Challenge: Go through the material and pull out every line with the string "Report" in it.

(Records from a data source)

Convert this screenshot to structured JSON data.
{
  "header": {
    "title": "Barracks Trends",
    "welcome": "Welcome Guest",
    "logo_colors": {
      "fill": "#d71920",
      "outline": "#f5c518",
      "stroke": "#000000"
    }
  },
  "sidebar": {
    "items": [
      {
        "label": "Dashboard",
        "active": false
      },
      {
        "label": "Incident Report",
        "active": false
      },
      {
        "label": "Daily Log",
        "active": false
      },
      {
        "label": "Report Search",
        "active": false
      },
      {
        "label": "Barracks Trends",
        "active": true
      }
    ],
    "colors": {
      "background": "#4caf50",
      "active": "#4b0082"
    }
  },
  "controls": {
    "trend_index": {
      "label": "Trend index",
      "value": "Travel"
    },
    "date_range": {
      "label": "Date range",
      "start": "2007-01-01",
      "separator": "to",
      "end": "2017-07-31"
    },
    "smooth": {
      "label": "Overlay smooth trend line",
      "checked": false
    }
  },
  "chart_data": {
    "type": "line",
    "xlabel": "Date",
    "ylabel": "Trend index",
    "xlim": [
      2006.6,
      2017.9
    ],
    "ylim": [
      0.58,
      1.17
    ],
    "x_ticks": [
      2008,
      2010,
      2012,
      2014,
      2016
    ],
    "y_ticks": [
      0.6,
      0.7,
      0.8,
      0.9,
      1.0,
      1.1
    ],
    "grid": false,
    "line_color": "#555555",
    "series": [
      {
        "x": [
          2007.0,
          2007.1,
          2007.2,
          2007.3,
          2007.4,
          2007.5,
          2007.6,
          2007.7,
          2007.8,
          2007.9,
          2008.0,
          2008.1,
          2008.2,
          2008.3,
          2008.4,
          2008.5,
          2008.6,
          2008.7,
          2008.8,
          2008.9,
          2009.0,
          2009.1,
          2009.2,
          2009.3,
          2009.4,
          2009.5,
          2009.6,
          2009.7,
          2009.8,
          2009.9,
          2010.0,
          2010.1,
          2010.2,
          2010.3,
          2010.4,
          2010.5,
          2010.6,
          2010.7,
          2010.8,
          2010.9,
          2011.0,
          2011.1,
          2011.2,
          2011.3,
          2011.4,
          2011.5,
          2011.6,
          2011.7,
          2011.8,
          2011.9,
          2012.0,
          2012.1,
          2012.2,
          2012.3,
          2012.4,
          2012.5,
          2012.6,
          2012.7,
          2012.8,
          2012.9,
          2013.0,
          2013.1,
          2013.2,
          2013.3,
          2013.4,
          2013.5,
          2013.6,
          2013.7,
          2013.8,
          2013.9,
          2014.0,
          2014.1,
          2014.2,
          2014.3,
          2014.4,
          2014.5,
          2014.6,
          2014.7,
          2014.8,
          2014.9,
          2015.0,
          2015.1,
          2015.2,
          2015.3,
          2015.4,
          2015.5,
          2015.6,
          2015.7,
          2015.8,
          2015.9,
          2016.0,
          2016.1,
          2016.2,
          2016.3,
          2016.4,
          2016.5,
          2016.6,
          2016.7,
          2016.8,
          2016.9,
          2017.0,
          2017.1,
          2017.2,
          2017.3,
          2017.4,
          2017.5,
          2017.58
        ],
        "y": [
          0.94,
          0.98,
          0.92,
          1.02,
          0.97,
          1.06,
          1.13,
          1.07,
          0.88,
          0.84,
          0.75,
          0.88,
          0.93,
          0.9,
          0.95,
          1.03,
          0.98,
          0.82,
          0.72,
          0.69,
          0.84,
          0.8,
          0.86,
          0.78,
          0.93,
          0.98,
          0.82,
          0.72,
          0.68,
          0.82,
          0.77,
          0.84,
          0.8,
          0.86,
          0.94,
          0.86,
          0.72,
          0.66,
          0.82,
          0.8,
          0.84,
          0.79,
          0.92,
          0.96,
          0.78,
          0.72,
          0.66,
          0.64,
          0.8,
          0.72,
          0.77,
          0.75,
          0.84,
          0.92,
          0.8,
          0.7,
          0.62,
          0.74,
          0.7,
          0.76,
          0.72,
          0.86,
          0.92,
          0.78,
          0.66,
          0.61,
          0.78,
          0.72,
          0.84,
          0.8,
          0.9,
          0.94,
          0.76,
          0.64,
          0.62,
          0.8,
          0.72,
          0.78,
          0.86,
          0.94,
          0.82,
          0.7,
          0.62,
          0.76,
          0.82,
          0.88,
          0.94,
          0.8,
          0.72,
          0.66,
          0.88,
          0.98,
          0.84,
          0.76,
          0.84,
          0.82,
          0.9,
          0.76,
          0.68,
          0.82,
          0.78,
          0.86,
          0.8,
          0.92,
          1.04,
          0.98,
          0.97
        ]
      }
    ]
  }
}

Answer:
        "label": "Incident Report",
        "label": "Report Search",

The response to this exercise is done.